Collection entries:
◆ ◆ ◆ ◆ ◆

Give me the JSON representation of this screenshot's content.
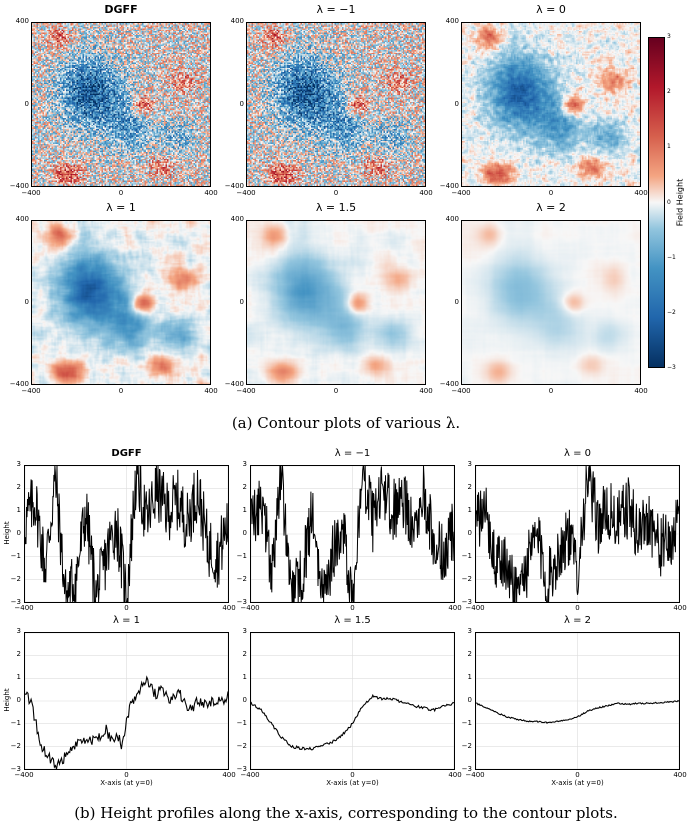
{
  "figure": {
    "caption_a": "(a) Contour plots of various λ.",
    "caption_b": "(b) Height profiles along the x-axis, corresponding to the contour plots.",
    "colorbar": {
      "label": "Field Height",
      "ticks": [
        "3",
        "2",
        "1",
        "0",
        "−1",
        "−2",
        "−3"
      ]
    },
    "panel_titles": [
      "DGFF",
      "λ = −1",
      "λ = 0",
      "λ = 1",
      "λ = 1.5",
      "λ = 2"
    ],
    "heatmap_ticks": {
      "y": [
        "400",
        "0",
        "−400"
      ],
      "x": [
        "−400",
        "0",
        "400"
      ]
    },
    "profile_ticks": {
      "y": [
        "3",
        "2",
        "1",
        "0",
        "−1",
        "−2",
        "−3"
      ],
      "x": [
        "−400",
        "0",
        "400"
      ]
    },
    "profile_ylabel": "Height",
    "profile_xlabel": "X-axis (at y=0)"
  },
  "chart_data": [
    {
      "type": "heatmap",
      "title": "DGFF",
      "xlim": [
        -400,
        400
      ],
      "ylim": [
        -400,
        400
      ],
      "colormap": "RdBu_r",
      "vmin": -3,
      "vmax": 3,
      "smoothing": 0
    },
    {
      "type": "heatmap",
      "title": "λ = −1",
      "xlim": [
        -400,
        400
      ],
      "ylim": [
        -400,
        400
      ],
      "colormap": "RdBu_r",
      "vmin": -3,
      "vmax": 3,
      "smoothing": 0
    },
    {
      "type": "heatmap",
      "title": "λ = 0",
      "xlim": [
        -400,
        400
      ],
      "ylim": [
        -400,
        400
      ],
      "colormap": "RdBu_r",
      "vmin": -3,
      "vmax": 3,
      "smoothing": 0.5
    },
    {
      "type": "heatmap",
      "title": "λ = 1",
      "xlim": [
        -400,
        400
      ],
      "ylim": [
        -400,
        400
      ],
      "colormap": "RdBu_r",
      "vmin": -3,
      "vmax": 3,
      "smoothing": 3
    },
    {
      "type": "heatmap",
      "title": "λ = 1.5",
      "xlim": [
        -400,
        400
      ],
      "ylim": [
        -400,
        400
      ],
      "colormap": "RdBu_r",
      "vmin": -3,
      "vmax": 3,
      "smoothing": 7,
      "amplitude": 0.55
    },
    {
      "type": "heatmap",
      "title": "λ = 2",
      "xlim": [
        -400,
        400
      ],
      "ylim": [
        -400,
        400
      ],
      "colormap": "RdBu_r",
      "vmin": -3,
      "vmax": 3,
      "smoothing": 12,
      "amplitude": 0.3
    },
    {
      "type": "line",
      "title": "DGFF",
      "ylabel": "Height",
      "xlim": [
        -400,
        400
      ],
      "ylim": [
        -3,
        3
      ],
      "grid": true,
      "x": [
        -400,
        -360,
        -320,
        -280,
        -240,
        -200,
        -160,
        -120,
        -80,
        -40,
        0,
        40,
        80,
        120,
        160,
        200,
        240,
        280,
        320,
        360,
        400
      ],
      "y": [
        0.5,
        1.5,
        -1.5,
        2.5,
        -2.8,
        -2,
        1,
        -2.8,
        -1,
        0.5,
        -2.8,
        2.8,
        0.5,
        2,
        1,
        1.5,
        0.5,
        2,
        -0.5,
        -1,
        0.5
      ]
    },
    {
      "type": "line",
      "title": "λ = −1",
      "xlim": [
        -400,
        400
      ],
      "ylim": [
        -3,
        3
      ],
      "grid": true,
      "x": [
        -400,
        -360,
        -320,
        -280,
        -240,
        -200,
        -160,
        -120,
        -80,
        -40,
        0,
        40,
        80,
        120,
        160,
        200,
        240,
        280,
        320,
        360,
        400
      ],
      "y": [
        0.3,
        1.5,
        -1.5,
        2.5,
        -2.8,
        -2,
        1,
        -2.8,
        -1,
        0.5,
        -2.8,
        2.8,
        0.5,
        2,
        1,
        1.5,
        0.5,
        2,
        -0.5,
        -1,
        0.3
      ]
    },
    {
      "type": "line",
      "title": "λ = 0",
      "xlim": [
        -400,
        400
      ],
      "ylim": [
        -3,
        3
      ],
      "grid": true,
      "x": [
        -400,
        -360,
        -320,
        -280,
        -240,
        -200,
        -160,
        -120,
        -80,
        -40,
        0,
        40,
        80,
        120,
        160,
        200,
        240,
        280,
        320,
        360,
        400
      ],
      "y": [
        0.5,
        0.8,
        -1.2,
        -1.5,
        -2.5,
        -1.5,
        0,
        -2.2,
        -1,
        0,
        -1.5,
        2.5,
        0.5,
        1,
        0.5,
        1.2,
        0,
        0.8,
        -0.5,
        -0.5,
        0.5
      ]
    },
    {
      "type": "line",
      "title": "λ = 1",
      "ylabel": "Height",
      "xlabel": "X-axis (at y=0)",
      "xlim": [
        -400,
        400
      ],
      "ylim": [
        -3,
        3
      ],
      "grid": true,
      "x": [
        -400,
        -380,
        -360,
        -340,
        -320,
        -300,
        -280,
        -260,
        -240,
        -220,
        -200,
        -180,
        -160,
        -140,
        -120,
        -100,
        -80,
        -60,
        -40,
        -20,
        0,
        20,
        40,
        60,
        80,
        100,
        120,
        140,
        160,
        180,
        200,
        220,
        240,
        260,
        280,
        300,
        320,
        340,
        360,
        380,
        400
      ],
      "y": [
        0.4,
        0,
        -0.8,
        -2,
        -2.2,
        -2.6,
        -2.9,
        -2.8,
        -2.3,
        -2.2,
        -1.9,
        -1.8,
        -1.7,
        -1.8,
        -1.6,
        -1.5,
        -1.3,
        -1.7,
        -1.5,
        -1.9,
        -1,
        0,
        0.3,
        0.7,
        1.0,
        0.5,
        0.3,
        0.6,
        0.1,
        0,
        0.3,
        0.2,
        -0.4,
        -0.3,
        0,
        -0.1,
        -0.2,
        0,
        0.1,
        -0.1,
        0.2
      ]
    },
    {
      "type": "line",
      "title": "λ = 1.5",
      "xlabel": "X-axis (at y=0)",
      "xlim": [
        -400,
        400
      ],
      "ylim": [
        -3,
        3
      ],
      "grid": true,
      "x": [
        -400,
        -360,
        -320,
        -280,
        -240,
        -200,
        -160,
        -120,
        -80,
        -40,
        0,
        40,
        80,
        120,
        160,
        200,
        240,
        280,
        320,
        360,
        400
      ],
      "y": [
        -0.1,
        -0.4,
        -1.0,
        -1.6,
        -2.0,
        -2.1,
        -2.1,
        -2.0,
        -1.8,
        -1.5,
        -1.0,
        -0.2,
        0.2,
        0.1,
        0.1,
        -0.1,
        -0.2,
        -0.3,
        -0.4,
        -0.2,
        -0.1
      ]
    },
    {
      "type": "line",
      "title": "λ = 2",
      "xlabel": "X-axis (at y=0)",
      "xlim": [
        -400,
        400
      ],
      "ylim": [
        -3,
        3
      ],
      "grid": true,
      "x": [
        -400,
        -360,
        -320,
        -280,
        -240,
        -200,
        -160,
        -120,
        -80,
        -40,
        0,
        40,
        80,
        120,
        160,
        200,
        240,
        280,
        320,
        360,
        400
      ],
      "y": [
        -0.1,
        -0.3,
        -0.5,
        -0.7,
        -0.8,
        -0.9,
        -0.9,
        -0.95,
        -0.9,
        -0.85,
        -0.7,
        -0.45,
        -0.3,
        -0.2,
        -0.1,
        -0.15,
        -0.1,
        -0.1,
        -0.08,
        -0.05,
        0
      ]
    }
  ]
}
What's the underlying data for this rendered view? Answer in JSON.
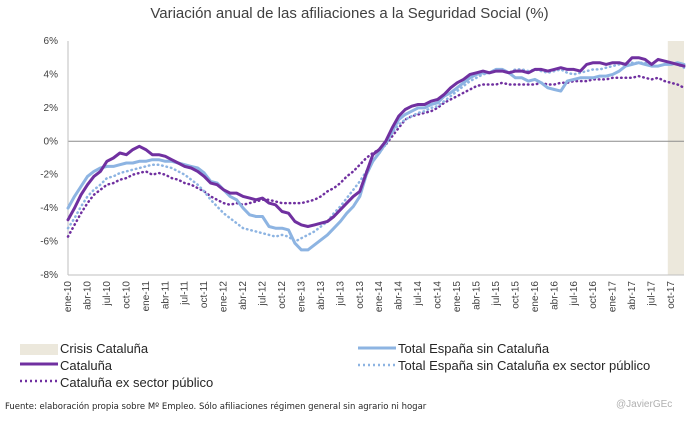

◆ ◆ ◆ ◆ ◆

Restate the records word for word, omitting images.

**Response to this exercise:**
Give me the JSON representation of this screenshot's content.
{
  "figure": {
    "caption_a": "(a) Contour plots of various λ.",
    "caption_b": "(b) Height profiles along the x-axis, corresponding to the contour plots.",
    "colorbar": {
      "label": "Field Height",
      "ticks": [
        "3",
        "2",
        "1",
        "0",
        "−1",
        "−2",
        "−3"
      ]
    },
    "panel_titles": [
      "DGFF",
      "λ = −1",
      "λ = 0",
      "λ = 1",
      "λ = 1.5",
      "λ = 2"
    ],
    "heatmap_ticks": {
      "y": [
        "400",
        "0",
        "−400"
      ],
      "x": [
        "−400",
        "0",
        "400"
      ]
    },
    "profile_ticks": {
      "y": [
        "3",
        "2",
        "1",
        "0",
        "−1",
        "−2",
        "−3"
      ],
      "x": [
        "−400",
        "0",
        "400"
      ]
    },
    "profile_ylabel": "Height",
    "profile_xlabel": "X-axis (at y=0)"
  },
  "chart_data": [
    {
      "type": "heatmap",
      "title": "DGFF",
      "xlim": [
        -400,
        400
      ],
      "ylim": [
        -400,
        400
      ],
      "colormap": "RdBu_r",
      "vmin": -3,
      "vmax": 3,
      "smoothing": 0
    },
    {
      "type": "heatmap",
      "title": "λ = −1",
      "xlim": [
        -400,
        400
      ],
      "ylim": [
        -400,
        400
      ],
      "colormap": "RdBu_r",
      "vmin": -3,
      "vmax": 3,
      "smoothing": 0
    },
    {
      "type": "heatmap",
      "title": "λ = 0",
      "xlim": [
        -400,
        400
      ],
      "ylim": [
        -400,
        400
      ],
      "colormap": "RdBu_r",
      "vmin": -3,
      "vmax": 3,
      "smoothing": 0.5
    },
    {
      "type": "heatmap",
      "title": "λ = 1",
      "xlim": [
        -400,
        400
      ],
      "ylim": [
        -400,
        400
      ],
      "colormap": "RdBu_r",
      "vmin": -3,
      "vmax": 3,
      "smoothing": 3
    },
    {
      "type": "heatmap",
      "title": "λ = 1.5",
      "xlim": [
        -400,
        400
      ],
      "ylim": [
        -400,
        400
      ],
      "colormap": "RdBu_r",
      "vmin": -3,
      "vmax": 3,
      "smoothing": 7,
      "amplitude": 0.55
    },
    {
      "type": "heatmap",
      "title": "λ = 2",
      "xlim": [
        -400,
        400
      ],
      "ylim": [
        -400,
        400
      ],
      "colormap": "RdBu_r",
      "vmin": -3,
      "vmax": 3,
      "smoothing": 12,
      "amplitude": 0.3
    },
    {
      "type": "line",
      "title": "DGFF",
      "ylabel": "Height",
      "xlim": [
        -400,
        400
      ],
      "ylim": [
        -3,
        3
      ],
      "grid": true,
      "x": [
        -400,
        -360,
        -320,
        -280,
        -240,
        -200,
        -160,
        -120,
        -80,
        -40,
        0,
        40,
        80,
        120,
        160,
        200,
        240,
        280,
        320,
        360,
        400
      ],
      "y": [
        0.5,
        1.5,
        -1.5,
        2.5,
        -2.8,
        -2,
        1,
        -2.8,
        -1,
        0.5,
        -2.8,
        2.8,
        0.5,
        2,
        1,
        1.5,
        0.5,
        2,
        -0.5,
        -1,
        0.5
      ]
    },
    {
      "type": "line",
      "title": "λ = −1",
      "xlim": [
        -400,
        400
      ],
      "ylim": [
        -3,
        3
      ],
      "grid": true,
      "x": [
        -400,
        -360,
        -320,
        -280,
        -240,
        -200,
        -160,
        -120,
        -80,
        -40,
        0,
        40,
        80,
        120,
        160,
        200,
        240,
        280,
        320,
        360,
        400
      ],
      "y": [
        0.3,
        1.5,
        -1.5,
        2.5,
        -2.8,
        -2,
        1,
        -2.8,
        -1,
        0.5,
        -2.8,
        2.8,
        0.5,
        2,
        1,
        1.5,
        0.5,
        2,
        -0.5,
        -1,
        0.3
      ]
    },
    {
      "type": "line",
      "title": "λ = 0",
      "xlim": [
        -400,
        400
      ],
      "ylim": [
        -3,
        3
      ],
      "grid": true,
      "x": [
        -400,
        -360,
        -320,
        -280,
        -240,
        -200,
        -160,
        -120,
        -80,
        -40,
        0,
        40,
        80,
        120,
        160,
        200,
        240,
        280,
        320,
        360,
        400
      ],
      "y": [
        0.5,
        0.8,
        -1.2,
        -1.5,
        -2.5,
        -1.5,
        0,
        -2.2,
        -1,
        0,
        -1.5,
        2.5,
        0.5,
        1,
        0.5,
        1.2,
        0,
        0.8,
        -0.5,
        -0.5,
        0.5
      ]
    },
    {
      "type": "line",
      "title": "λ = 1",
      "ylabel": "Height",
      "xlabel": "X-axis (at y=0)",
      "xlim": [
        -400,
        400
      ],
      "ylim": [
        -3,
        3
      ],
      "grid": true,
      "x": [
        -400,
        -380,
        -360,
        -340,
        -320,
        -300,
        -280,
        -260,
        -240,
        -220,
        -200,
        -180,
        -160,
        -140,
        -120,
        -100,
        -80,
        -60,
        -40,
        -20,
        0,
        20,
        40,
        60,
        80,
        100,
        120,
        140,
        160,
        180,
        200,
        220,
        240,
        260,
        280,
        300,
        320,
        340,
        360,
        380,
        400
      ],
      "y": [
        0.4,
        0,
        -0.8,
        -2,
        -2.2,
        -2.6,
        -2.9,
        -2.8,
        -2.3,
        -2.2,
        -1.9,
        -1.8,
        -1.7,
        -1.8,
        -1.6,
        -1.5,
        -1.3,
        -1.7,
        -1.5,
        -1.9,
        -1,
        0,
        0.3,
        0.7,
        1.0,
        0.5,
        0.3,
        0.6,
        0.1,
        0,
        0.3,
        0.2,
        -0.4,
        -0.3,
        0,
        -0.1,
        -0.2,
        0,
        0.1,
        -0.1,
        0.2
      ]
    },
    {
      "type": "line",
      "title": "λ = 1.5",
      "xlabel": "X-axis (at y=0)",
      "xlim": [
        -400,
        400
      ],
      "ylim": [
        -3,
        3
      ],
      "grid": true,
      "x": [
        -400,
        -360,
        -320,
        -280,
        -240,
        -200,
        -160,
        -120,
        -80,
        -40,
        0,
        40,
        80,
        120,
        160,
        200,
        240,
        280,
        320,
        360,
        400
      ],
      "y": [
        -0.1,
        -0.4,
        -1.0,
        -1.6,
        -2.0,
        -2.1,
        -2.1,
        -2.0,
        -1.8,
        -1.5,
        -1.0,
        -0.2,
        0.2,
        0.1,
        0.1,
        -0.1,
        -0.2,
        -0.3,
        -0.4,
        -0.2,
        -0.1
      ]
    },
    {
      "type": "line",
      "title": "λ = 2",
      "xlabel": "X-axis (at y=0)",
      "xlim": [
        -400,
        400
      ],
      "ylim": [
        -3,
        3
      ],
      "grid": true,
      "x": [
        -400,
        -360,
        -320,
        -280,
        -240,
        -200,
        -160,
        -120,
        -80,
        -40,
        0,
        40,
        80,
        120,
        160,
        200,
        240,
        280,
        320,
        360,
        400
      ],
      "y": [
        -0.1,
        -0.3,
        -0.5,
        -0.7,
        -0.8,
        -0.9,
        -0.9,
        -0.95,
        -0.9,
        -0.85,
        -0.7,
        -0.45,
        -0.3,
        -0.2,
        -0.1,
        -0.15,
        -0.1,
        -0.1,
        -0.08,
        -0.05,
        0
      ]
    }
  ]
}
What's the underlying data for this rendered view? Answer in JSON.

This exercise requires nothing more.